Figure record extracts:
###

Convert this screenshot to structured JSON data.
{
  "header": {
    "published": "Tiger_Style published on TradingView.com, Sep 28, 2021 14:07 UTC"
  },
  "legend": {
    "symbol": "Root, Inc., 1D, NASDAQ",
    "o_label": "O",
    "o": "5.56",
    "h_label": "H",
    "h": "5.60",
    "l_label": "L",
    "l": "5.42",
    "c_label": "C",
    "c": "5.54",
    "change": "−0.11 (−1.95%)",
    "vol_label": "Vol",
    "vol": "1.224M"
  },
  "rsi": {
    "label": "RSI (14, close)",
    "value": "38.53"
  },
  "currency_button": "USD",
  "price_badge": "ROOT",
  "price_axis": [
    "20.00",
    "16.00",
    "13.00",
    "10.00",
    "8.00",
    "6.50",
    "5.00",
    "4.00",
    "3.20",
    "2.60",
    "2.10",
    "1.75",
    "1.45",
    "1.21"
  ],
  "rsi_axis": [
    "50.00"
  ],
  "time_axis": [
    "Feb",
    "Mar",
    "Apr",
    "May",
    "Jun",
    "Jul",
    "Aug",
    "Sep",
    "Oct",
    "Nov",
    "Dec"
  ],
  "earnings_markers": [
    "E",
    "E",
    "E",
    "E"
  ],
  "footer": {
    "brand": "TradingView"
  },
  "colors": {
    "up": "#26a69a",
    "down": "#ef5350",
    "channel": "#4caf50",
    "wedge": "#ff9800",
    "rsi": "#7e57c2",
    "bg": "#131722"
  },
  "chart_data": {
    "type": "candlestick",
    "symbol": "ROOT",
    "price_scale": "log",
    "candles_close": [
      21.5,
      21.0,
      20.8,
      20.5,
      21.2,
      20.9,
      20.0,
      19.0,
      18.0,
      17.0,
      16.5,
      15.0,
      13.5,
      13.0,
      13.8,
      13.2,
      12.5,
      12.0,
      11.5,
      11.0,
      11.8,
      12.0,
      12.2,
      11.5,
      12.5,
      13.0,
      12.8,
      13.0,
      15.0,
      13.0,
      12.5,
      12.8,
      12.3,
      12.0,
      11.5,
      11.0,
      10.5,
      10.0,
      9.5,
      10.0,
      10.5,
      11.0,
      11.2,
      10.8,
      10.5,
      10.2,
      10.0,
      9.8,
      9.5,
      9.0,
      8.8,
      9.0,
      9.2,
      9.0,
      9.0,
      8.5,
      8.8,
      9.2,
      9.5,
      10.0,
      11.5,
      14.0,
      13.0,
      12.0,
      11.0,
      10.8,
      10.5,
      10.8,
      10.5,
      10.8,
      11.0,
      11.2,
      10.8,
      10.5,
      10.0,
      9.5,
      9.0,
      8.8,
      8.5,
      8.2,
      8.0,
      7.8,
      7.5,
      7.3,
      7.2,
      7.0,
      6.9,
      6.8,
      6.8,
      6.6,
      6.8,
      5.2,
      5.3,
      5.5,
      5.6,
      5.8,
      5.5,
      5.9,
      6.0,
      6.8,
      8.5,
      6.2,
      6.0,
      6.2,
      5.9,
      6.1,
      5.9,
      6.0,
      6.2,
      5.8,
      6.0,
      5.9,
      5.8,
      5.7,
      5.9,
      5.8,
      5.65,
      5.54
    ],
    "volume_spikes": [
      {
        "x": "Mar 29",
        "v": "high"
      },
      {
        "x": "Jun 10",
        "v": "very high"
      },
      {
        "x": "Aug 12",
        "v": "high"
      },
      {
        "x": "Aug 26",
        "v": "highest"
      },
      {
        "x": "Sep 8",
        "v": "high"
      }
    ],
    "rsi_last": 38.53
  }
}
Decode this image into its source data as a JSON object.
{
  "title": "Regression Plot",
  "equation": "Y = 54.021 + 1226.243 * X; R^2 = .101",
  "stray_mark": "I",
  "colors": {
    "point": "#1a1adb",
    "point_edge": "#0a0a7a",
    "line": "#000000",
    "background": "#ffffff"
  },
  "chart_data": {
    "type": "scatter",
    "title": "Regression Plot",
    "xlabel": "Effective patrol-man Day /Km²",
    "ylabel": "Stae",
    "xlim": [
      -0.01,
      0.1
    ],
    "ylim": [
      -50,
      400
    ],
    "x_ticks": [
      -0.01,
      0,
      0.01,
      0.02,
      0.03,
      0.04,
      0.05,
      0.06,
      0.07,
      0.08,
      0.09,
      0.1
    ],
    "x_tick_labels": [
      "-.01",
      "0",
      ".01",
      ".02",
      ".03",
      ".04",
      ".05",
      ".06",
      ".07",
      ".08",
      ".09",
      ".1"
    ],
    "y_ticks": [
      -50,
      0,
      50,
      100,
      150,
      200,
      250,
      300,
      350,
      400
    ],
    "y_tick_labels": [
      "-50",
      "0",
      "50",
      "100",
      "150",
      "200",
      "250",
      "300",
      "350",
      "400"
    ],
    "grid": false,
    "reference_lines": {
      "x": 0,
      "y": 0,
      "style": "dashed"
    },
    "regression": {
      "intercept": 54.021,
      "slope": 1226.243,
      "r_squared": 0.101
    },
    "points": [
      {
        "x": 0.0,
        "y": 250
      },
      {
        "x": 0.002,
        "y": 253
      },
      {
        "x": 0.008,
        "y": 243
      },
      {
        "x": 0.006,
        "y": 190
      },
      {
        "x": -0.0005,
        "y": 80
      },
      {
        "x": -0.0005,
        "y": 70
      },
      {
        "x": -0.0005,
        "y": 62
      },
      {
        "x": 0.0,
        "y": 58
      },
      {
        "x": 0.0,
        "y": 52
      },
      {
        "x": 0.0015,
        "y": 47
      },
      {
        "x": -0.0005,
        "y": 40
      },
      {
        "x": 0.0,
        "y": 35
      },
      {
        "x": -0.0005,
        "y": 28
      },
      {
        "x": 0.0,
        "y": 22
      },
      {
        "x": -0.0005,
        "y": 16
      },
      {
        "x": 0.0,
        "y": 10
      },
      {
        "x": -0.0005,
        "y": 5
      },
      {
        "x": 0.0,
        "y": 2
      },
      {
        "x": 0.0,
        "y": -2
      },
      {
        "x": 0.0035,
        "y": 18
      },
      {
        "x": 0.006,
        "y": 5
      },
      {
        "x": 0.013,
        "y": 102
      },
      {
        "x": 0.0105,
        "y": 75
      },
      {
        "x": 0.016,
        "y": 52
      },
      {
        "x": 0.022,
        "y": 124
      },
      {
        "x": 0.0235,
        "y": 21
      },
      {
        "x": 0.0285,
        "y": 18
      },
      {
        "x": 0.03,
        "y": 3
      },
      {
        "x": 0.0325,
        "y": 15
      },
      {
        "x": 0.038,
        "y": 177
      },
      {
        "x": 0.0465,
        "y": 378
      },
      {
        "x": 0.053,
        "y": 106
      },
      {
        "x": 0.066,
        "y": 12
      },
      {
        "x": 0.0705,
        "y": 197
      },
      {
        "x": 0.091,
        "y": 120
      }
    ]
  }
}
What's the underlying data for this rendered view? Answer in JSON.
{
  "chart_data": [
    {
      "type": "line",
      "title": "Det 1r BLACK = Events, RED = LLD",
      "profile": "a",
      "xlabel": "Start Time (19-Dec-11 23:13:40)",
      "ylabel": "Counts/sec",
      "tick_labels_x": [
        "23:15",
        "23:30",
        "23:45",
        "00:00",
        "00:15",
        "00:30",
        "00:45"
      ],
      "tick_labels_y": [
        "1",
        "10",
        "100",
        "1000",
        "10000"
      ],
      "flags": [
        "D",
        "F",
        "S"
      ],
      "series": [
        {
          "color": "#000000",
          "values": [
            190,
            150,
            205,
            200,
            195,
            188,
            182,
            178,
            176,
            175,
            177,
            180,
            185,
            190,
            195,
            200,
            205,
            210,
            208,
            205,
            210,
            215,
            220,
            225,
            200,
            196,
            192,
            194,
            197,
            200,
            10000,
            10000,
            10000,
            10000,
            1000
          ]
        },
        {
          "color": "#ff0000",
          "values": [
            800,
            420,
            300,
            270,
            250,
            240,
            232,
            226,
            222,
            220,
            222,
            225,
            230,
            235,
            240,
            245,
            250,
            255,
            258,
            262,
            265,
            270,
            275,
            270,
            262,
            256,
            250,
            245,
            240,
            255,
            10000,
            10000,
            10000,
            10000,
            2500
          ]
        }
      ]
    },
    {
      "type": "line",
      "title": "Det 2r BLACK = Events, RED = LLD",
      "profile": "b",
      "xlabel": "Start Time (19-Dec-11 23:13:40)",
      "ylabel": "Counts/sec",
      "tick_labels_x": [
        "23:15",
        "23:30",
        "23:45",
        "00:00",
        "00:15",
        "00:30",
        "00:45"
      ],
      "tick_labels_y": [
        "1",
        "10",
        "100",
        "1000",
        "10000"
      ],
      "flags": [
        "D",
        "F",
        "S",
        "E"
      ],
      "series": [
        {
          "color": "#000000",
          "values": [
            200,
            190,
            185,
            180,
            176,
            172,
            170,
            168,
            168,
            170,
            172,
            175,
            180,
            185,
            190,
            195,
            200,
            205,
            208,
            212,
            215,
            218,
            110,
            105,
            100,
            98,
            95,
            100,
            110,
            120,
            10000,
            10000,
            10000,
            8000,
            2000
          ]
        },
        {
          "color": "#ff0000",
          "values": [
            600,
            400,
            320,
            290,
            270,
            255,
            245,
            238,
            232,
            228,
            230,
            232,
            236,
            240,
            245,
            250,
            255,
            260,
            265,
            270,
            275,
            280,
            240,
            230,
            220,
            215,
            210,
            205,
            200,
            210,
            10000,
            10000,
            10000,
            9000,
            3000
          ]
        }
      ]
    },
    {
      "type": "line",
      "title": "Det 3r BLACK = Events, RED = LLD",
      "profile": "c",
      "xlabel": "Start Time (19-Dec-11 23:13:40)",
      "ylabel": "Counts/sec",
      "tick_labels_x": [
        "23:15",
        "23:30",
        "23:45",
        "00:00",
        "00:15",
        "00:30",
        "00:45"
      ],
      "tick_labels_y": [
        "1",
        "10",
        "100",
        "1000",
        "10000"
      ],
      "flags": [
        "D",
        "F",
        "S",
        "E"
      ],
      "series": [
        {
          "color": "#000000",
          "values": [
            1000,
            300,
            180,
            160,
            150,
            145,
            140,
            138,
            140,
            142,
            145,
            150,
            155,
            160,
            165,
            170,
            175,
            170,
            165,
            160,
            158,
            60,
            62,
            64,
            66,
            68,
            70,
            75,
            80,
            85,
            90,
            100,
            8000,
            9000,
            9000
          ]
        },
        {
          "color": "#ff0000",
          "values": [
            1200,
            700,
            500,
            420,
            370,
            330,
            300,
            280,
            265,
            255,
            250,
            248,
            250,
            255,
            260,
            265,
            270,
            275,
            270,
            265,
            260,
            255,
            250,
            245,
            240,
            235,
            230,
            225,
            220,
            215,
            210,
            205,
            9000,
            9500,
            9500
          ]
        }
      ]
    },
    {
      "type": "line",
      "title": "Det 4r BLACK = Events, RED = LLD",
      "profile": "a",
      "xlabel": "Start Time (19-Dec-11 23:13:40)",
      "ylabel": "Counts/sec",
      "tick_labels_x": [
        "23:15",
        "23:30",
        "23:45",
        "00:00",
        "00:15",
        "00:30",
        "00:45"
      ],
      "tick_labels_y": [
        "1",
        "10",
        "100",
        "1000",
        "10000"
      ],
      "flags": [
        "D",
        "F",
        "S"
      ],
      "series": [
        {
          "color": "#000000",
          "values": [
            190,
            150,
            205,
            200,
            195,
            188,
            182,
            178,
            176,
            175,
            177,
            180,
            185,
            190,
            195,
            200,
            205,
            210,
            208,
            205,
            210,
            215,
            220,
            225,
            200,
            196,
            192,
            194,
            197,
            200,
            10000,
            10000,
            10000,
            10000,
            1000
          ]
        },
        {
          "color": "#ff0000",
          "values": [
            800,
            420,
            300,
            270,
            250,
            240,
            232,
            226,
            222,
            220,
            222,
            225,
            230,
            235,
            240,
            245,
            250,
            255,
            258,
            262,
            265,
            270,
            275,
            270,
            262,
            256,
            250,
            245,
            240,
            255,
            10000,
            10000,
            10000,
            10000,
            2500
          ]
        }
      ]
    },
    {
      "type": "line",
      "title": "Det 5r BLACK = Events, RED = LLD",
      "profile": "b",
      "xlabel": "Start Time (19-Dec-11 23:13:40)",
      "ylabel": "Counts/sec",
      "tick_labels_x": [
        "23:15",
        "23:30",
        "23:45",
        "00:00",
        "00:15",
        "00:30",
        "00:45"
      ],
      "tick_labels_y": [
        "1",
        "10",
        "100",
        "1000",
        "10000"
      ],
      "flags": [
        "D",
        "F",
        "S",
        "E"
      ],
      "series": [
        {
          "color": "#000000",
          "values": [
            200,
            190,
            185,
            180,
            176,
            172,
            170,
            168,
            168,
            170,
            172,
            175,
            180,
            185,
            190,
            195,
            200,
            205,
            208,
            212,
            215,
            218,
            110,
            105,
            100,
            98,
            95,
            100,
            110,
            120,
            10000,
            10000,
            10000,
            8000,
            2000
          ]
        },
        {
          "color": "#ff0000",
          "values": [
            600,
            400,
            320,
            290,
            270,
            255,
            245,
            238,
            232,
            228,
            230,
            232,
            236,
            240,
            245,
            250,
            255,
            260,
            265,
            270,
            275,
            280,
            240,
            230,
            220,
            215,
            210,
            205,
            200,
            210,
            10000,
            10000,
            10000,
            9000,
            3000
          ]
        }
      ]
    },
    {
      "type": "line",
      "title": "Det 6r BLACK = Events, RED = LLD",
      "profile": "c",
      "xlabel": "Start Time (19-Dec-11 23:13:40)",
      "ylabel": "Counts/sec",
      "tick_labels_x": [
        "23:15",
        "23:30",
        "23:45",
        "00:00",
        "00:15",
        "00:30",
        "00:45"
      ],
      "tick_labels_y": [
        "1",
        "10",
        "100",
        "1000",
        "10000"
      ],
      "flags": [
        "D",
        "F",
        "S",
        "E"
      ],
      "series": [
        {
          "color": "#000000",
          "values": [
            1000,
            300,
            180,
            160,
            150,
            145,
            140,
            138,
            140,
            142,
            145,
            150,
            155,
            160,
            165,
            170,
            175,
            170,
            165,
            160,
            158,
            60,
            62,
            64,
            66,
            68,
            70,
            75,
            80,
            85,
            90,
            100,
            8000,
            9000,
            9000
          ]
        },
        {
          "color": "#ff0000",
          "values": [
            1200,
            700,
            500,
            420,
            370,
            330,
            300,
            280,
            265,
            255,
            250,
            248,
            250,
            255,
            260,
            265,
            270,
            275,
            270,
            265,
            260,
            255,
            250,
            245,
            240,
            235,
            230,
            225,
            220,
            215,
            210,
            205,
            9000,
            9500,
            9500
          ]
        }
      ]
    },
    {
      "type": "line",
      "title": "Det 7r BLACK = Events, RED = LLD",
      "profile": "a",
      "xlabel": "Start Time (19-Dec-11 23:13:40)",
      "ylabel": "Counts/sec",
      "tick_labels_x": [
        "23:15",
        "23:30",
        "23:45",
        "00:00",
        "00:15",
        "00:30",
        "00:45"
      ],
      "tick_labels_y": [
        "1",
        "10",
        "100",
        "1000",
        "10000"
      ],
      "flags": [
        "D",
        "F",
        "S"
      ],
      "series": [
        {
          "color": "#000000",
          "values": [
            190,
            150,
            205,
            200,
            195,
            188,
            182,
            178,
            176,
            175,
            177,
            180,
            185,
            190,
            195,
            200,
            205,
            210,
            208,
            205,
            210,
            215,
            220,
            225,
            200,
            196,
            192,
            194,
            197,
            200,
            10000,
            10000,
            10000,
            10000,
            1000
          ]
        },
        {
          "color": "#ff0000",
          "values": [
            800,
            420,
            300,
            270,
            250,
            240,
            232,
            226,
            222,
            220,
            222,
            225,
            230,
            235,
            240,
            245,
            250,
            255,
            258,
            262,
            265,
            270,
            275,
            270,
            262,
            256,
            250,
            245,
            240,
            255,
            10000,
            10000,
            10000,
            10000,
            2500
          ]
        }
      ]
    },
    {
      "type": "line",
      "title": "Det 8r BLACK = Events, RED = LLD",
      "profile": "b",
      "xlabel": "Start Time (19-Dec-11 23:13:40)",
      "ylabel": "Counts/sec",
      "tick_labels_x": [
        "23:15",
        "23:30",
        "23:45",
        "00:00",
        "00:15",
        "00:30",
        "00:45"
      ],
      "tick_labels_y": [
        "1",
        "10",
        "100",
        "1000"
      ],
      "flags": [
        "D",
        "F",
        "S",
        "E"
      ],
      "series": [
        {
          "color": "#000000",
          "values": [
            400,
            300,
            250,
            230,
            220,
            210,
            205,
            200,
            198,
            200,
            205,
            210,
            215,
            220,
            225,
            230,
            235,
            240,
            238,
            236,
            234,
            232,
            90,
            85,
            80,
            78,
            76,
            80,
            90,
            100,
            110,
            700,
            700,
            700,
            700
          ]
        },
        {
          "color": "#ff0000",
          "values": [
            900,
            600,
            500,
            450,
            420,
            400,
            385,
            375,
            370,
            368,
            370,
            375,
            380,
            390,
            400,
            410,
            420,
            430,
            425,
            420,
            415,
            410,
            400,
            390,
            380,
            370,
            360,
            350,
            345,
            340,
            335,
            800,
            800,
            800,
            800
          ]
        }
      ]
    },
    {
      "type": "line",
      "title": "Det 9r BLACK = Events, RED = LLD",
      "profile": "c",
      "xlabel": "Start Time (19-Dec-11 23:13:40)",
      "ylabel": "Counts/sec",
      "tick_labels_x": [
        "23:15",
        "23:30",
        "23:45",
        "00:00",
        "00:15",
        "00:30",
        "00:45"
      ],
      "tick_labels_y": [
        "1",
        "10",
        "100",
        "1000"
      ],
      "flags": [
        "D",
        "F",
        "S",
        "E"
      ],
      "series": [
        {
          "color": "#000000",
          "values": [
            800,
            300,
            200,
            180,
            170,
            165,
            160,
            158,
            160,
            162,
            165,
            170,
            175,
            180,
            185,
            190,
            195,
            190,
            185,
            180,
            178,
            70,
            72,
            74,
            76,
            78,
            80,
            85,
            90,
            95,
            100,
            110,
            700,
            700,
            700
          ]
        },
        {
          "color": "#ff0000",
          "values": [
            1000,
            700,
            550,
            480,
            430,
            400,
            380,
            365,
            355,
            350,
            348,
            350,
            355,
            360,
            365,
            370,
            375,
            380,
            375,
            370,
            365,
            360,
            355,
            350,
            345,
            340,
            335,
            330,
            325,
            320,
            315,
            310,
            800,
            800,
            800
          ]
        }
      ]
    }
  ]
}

###

(Task directions): Copy all lines from the material that hold "JSON".

(Task output):
Convert this screenshot to structured JSON data.
Decode this image into its source data as a JSON object.
What's the underlying data for this rendered view? Answer in JSON.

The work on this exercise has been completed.